• _STATED PROBLEM_: Pull each line holding the word "title" from the data.

__________________________________________________

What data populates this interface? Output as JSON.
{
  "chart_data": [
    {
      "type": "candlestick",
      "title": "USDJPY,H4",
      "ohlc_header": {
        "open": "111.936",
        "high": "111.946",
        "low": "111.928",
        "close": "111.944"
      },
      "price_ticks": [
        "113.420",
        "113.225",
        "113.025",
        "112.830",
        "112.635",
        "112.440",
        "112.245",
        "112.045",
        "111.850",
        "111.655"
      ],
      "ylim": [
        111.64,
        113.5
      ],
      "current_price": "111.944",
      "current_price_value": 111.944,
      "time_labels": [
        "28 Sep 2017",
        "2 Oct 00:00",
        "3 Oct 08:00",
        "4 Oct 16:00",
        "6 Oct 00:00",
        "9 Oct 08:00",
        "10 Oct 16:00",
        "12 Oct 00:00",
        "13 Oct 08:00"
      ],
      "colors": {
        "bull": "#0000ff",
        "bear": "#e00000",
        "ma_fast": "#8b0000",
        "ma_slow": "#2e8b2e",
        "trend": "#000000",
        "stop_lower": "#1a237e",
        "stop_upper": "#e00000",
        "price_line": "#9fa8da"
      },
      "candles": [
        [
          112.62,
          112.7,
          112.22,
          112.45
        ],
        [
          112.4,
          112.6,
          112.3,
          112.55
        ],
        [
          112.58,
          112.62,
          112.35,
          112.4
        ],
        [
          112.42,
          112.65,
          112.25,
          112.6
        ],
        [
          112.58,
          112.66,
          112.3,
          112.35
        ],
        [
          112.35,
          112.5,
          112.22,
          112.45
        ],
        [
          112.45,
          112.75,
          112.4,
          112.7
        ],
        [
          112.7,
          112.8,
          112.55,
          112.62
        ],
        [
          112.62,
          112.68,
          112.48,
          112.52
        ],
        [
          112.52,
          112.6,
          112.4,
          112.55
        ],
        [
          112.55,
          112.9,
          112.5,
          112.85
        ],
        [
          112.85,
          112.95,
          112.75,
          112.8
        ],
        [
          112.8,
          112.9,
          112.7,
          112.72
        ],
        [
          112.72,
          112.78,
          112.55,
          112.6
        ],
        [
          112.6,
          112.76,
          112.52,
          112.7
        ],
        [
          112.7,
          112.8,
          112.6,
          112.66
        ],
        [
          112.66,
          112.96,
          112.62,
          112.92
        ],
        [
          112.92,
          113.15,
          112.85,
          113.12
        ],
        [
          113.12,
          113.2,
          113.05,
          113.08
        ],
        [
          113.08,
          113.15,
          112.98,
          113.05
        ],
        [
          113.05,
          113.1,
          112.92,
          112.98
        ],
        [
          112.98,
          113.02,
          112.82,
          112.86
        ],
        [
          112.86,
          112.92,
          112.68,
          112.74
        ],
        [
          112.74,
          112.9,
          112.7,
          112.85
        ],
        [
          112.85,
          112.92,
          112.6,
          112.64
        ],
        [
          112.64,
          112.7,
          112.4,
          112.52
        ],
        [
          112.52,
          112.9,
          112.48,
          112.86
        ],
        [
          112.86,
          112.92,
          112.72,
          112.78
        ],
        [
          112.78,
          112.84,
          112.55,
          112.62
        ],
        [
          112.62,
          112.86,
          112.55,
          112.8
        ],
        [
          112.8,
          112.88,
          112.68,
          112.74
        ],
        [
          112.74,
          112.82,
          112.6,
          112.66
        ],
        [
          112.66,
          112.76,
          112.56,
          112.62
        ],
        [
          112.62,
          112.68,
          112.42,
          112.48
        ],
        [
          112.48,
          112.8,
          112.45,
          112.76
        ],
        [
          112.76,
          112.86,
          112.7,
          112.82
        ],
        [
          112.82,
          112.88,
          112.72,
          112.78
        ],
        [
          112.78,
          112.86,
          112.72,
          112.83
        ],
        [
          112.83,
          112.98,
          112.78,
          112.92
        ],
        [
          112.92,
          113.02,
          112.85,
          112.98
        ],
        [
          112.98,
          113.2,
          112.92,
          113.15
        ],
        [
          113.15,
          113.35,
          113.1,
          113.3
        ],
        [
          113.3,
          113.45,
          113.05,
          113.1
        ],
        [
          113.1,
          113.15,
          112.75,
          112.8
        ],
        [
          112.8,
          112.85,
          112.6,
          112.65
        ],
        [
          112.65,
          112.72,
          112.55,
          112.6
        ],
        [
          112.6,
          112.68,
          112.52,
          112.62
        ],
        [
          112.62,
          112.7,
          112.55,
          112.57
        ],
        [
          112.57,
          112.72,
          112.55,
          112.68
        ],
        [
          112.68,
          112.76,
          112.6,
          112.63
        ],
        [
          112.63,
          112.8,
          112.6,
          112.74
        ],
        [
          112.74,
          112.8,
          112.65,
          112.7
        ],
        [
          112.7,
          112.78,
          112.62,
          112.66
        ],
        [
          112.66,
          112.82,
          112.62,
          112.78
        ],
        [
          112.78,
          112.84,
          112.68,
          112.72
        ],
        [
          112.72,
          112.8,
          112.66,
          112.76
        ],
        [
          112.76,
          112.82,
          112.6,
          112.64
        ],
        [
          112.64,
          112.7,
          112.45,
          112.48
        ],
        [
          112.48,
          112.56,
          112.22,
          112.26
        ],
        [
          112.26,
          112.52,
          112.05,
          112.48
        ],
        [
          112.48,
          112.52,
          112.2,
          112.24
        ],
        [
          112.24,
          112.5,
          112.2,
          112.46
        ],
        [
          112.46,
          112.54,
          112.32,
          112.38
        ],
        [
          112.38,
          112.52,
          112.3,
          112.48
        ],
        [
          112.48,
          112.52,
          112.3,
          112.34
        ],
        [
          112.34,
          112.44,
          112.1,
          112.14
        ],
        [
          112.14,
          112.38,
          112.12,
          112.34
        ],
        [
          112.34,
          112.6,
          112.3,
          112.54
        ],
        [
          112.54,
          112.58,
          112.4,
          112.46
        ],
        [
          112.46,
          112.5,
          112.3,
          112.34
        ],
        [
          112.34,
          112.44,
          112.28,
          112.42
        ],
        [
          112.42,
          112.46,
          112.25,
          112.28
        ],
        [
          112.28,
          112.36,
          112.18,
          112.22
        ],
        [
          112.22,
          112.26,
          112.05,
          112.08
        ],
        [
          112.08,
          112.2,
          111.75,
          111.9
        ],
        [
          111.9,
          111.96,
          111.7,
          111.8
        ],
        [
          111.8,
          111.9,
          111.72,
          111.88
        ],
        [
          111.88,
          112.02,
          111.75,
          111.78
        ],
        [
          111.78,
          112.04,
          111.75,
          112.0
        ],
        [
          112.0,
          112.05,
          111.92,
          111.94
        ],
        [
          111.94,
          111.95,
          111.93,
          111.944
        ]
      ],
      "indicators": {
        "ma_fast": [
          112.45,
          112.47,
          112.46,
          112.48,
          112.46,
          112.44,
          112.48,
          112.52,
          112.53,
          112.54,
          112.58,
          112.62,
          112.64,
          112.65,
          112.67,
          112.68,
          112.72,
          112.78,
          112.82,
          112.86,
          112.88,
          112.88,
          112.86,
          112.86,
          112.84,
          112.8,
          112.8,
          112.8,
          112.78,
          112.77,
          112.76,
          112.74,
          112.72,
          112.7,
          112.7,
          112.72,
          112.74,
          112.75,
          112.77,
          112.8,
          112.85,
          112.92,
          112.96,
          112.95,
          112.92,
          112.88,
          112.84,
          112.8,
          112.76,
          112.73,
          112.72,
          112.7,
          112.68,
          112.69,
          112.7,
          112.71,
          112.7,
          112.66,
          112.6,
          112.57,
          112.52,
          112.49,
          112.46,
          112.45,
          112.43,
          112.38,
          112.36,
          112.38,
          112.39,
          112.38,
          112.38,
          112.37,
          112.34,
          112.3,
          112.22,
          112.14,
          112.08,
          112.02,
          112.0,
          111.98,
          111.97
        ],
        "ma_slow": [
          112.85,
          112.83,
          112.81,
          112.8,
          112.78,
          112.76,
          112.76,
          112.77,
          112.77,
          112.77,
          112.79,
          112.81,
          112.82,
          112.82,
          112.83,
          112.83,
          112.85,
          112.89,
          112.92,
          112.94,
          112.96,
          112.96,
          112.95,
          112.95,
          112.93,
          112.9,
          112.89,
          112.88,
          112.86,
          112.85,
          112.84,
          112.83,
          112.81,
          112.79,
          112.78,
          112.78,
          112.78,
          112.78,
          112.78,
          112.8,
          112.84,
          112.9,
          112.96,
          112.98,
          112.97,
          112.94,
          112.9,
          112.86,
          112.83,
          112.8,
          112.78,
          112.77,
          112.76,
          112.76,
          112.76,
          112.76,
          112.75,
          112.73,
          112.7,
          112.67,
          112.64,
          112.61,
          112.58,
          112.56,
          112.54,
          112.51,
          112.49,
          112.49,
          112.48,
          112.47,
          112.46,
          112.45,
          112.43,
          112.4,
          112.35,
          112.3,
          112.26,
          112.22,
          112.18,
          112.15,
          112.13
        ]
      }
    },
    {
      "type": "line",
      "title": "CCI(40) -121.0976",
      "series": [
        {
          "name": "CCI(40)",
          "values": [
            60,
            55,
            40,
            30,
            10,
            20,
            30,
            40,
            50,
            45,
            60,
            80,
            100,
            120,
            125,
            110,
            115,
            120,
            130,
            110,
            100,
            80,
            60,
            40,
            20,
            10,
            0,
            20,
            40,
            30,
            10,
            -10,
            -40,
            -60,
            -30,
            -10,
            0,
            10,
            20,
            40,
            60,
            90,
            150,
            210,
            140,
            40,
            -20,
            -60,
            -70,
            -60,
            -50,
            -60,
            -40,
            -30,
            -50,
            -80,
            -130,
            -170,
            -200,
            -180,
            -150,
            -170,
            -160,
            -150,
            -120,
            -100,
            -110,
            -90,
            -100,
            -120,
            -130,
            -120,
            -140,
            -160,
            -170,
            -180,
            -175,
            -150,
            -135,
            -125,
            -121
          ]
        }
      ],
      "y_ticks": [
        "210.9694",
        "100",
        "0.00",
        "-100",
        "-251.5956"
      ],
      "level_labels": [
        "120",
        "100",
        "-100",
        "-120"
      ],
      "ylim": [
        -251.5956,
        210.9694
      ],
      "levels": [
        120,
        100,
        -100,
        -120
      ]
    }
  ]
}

__________________________________________________

• _EXERCISE RESULT_:
      "title": "USDJPY,H4",
      "title": "CCI(40) -121.0976",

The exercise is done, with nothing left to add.